A run of records.
....
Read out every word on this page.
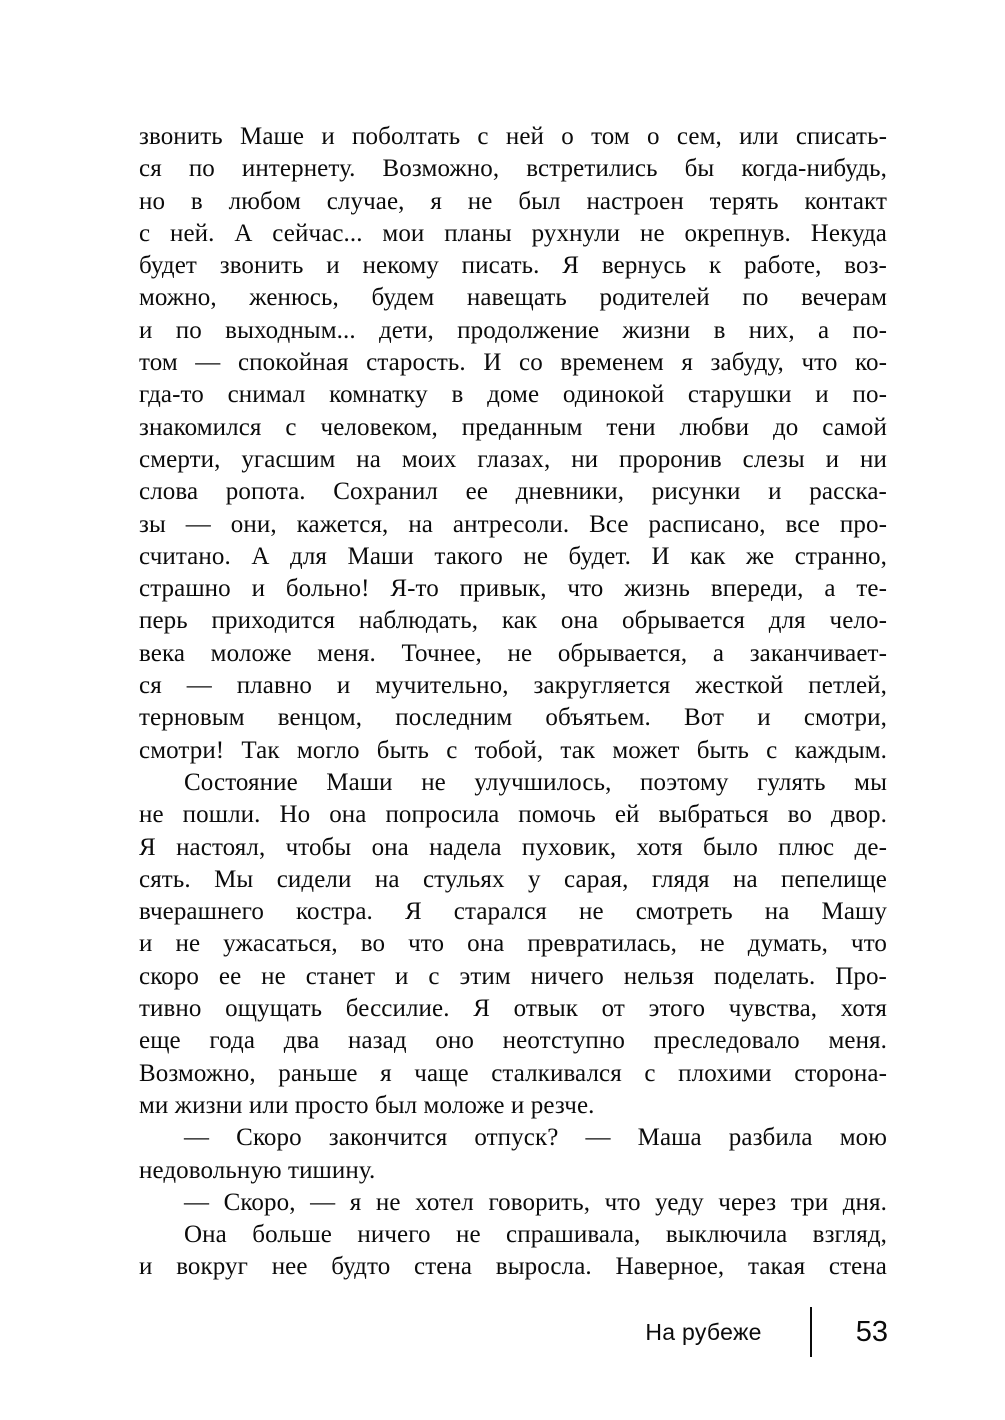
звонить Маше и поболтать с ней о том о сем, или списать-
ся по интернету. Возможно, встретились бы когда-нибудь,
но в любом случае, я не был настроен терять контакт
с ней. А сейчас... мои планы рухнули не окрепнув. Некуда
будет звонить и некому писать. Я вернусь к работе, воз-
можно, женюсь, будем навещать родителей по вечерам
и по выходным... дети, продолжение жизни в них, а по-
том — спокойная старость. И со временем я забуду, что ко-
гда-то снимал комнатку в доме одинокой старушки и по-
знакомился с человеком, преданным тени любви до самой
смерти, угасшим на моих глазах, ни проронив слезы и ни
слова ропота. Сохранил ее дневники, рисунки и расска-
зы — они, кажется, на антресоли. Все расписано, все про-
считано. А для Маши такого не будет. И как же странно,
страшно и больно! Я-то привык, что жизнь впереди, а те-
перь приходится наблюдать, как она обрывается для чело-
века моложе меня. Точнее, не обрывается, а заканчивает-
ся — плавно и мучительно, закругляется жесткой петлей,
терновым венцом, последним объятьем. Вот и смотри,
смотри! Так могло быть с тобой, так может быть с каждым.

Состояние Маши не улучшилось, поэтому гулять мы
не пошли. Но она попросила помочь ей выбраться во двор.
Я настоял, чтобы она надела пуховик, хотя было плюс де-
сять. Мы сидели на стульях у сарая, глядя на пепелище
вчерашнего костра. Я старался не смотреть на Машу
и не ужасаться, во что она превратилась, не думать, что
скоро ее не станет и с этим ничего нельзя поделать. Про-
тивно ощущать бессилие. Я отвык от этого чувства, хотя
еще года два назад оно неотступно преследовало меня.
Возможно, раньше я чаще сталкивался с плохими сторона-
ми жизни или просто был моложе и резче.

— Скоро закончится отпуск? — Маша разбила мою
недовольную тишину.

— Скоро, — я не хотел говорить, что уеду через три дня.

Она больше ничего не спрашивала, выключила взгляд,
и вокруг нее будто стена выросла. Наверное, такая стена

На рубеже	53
....
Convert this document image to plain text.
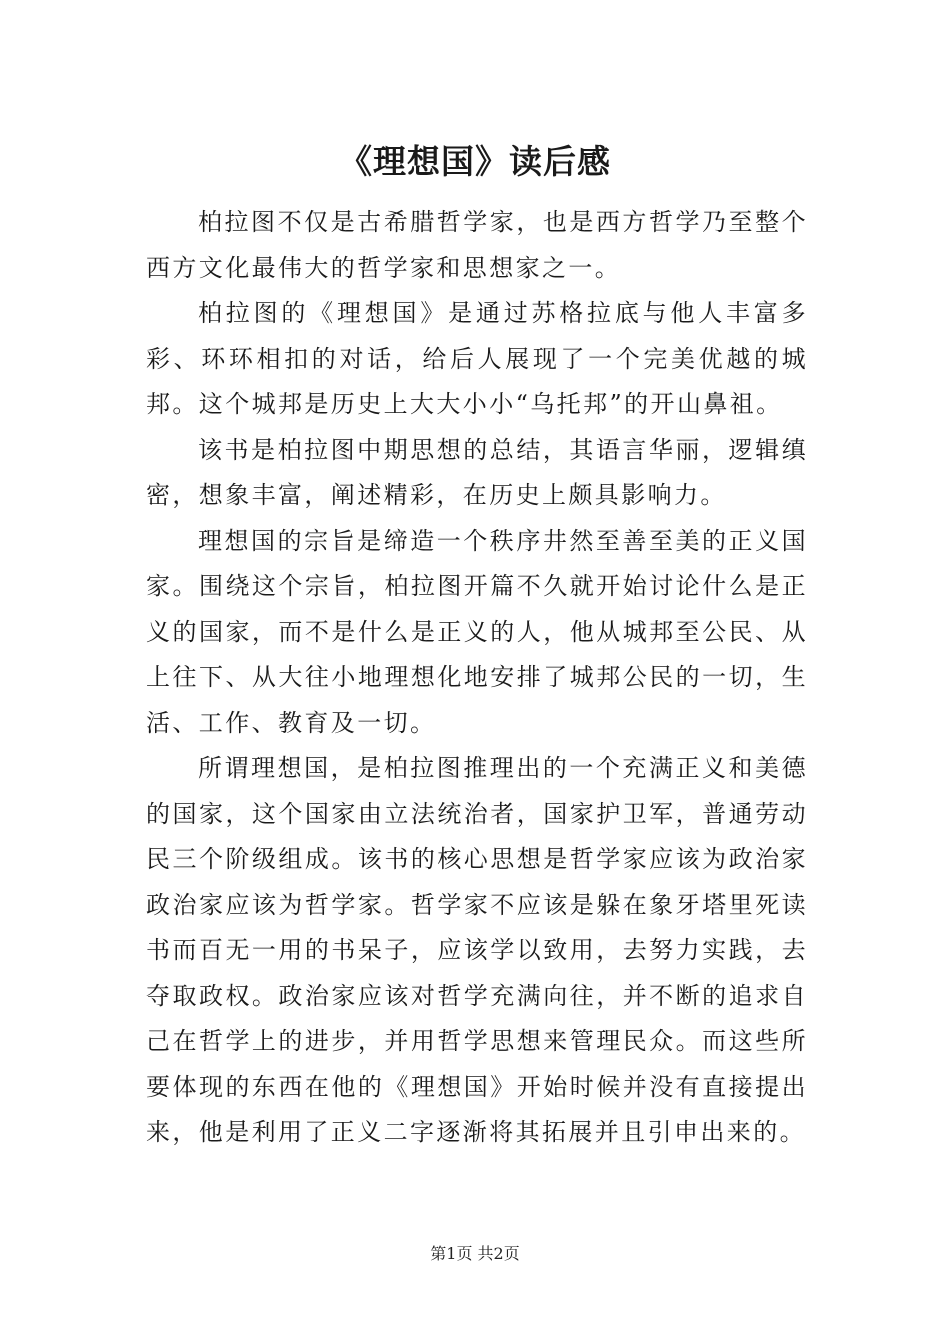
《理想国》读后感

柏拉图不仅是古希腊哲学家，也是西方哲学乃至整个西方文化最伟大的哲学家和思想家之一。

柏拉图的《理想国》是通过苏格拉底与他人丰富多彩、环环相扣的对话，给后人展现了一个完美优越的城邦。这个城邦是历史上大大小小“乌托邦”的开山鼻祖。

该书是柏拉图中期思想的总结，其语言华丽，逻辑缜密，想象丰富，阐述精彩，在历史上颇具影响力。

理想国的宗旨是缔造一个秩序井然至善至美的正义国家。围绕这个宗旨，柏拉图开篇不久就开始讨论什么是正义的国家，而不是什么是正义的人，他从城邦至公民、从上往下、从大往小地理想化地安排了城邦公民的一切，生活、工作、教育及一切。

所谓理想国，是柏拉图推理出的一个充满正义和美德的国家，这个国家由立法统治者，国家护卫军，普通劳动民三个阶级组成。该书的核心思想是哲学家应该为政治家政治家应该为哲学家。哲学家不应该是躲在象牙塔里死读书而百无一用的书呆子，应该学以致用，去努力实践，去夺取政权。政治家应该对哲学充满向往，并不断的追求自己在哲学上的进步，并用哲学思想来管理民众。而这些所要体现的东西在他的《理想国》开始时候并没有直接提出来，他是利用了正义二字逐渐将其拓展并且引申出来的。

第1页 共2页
....
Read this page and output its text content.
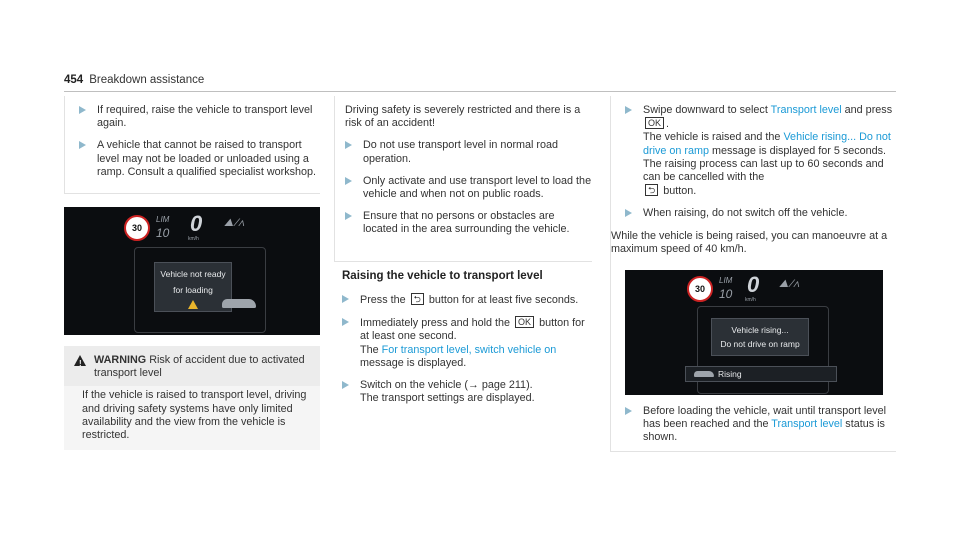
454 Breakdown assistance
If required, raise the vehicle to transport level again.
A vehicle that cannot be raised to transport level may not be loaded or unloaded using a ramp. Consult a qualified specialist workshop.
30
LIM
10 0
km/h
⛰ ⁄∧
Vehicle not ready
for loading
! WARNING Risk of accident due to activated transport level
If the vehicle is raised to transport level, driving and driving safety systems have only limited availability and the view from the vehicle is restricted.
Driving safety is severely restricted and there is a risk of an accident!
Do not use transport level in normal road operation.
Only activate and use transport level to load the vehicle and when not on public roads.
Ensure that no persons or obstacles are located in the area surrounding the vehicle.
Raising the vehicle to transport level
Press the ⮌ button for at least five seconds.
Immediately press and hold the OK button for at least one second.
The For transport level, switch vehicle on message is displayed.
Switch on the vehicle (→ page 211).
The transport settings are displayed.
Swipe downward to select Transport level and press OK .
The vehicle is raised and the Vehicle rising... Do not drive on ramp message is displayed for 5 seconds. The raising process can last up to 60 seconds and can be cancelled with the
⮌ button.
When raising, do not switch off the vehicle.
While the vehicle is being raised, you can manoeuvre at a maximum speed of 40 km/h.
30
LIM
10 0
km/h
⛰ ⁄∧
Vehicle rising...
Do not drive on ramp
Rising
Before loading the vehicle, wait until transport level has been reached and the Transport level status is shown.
....
TASK BRIEF.
Pull out all lines containing the word "message" from the entries above.

COMPLETED TASK.
The For transport level, switch vehicle on message is displayed.
The vehicle is raised and the Vehicle rising... Do not drive on ramp message is displayed for 5 seconds. The raising process can last up to 60 seconds and can be cancelled with the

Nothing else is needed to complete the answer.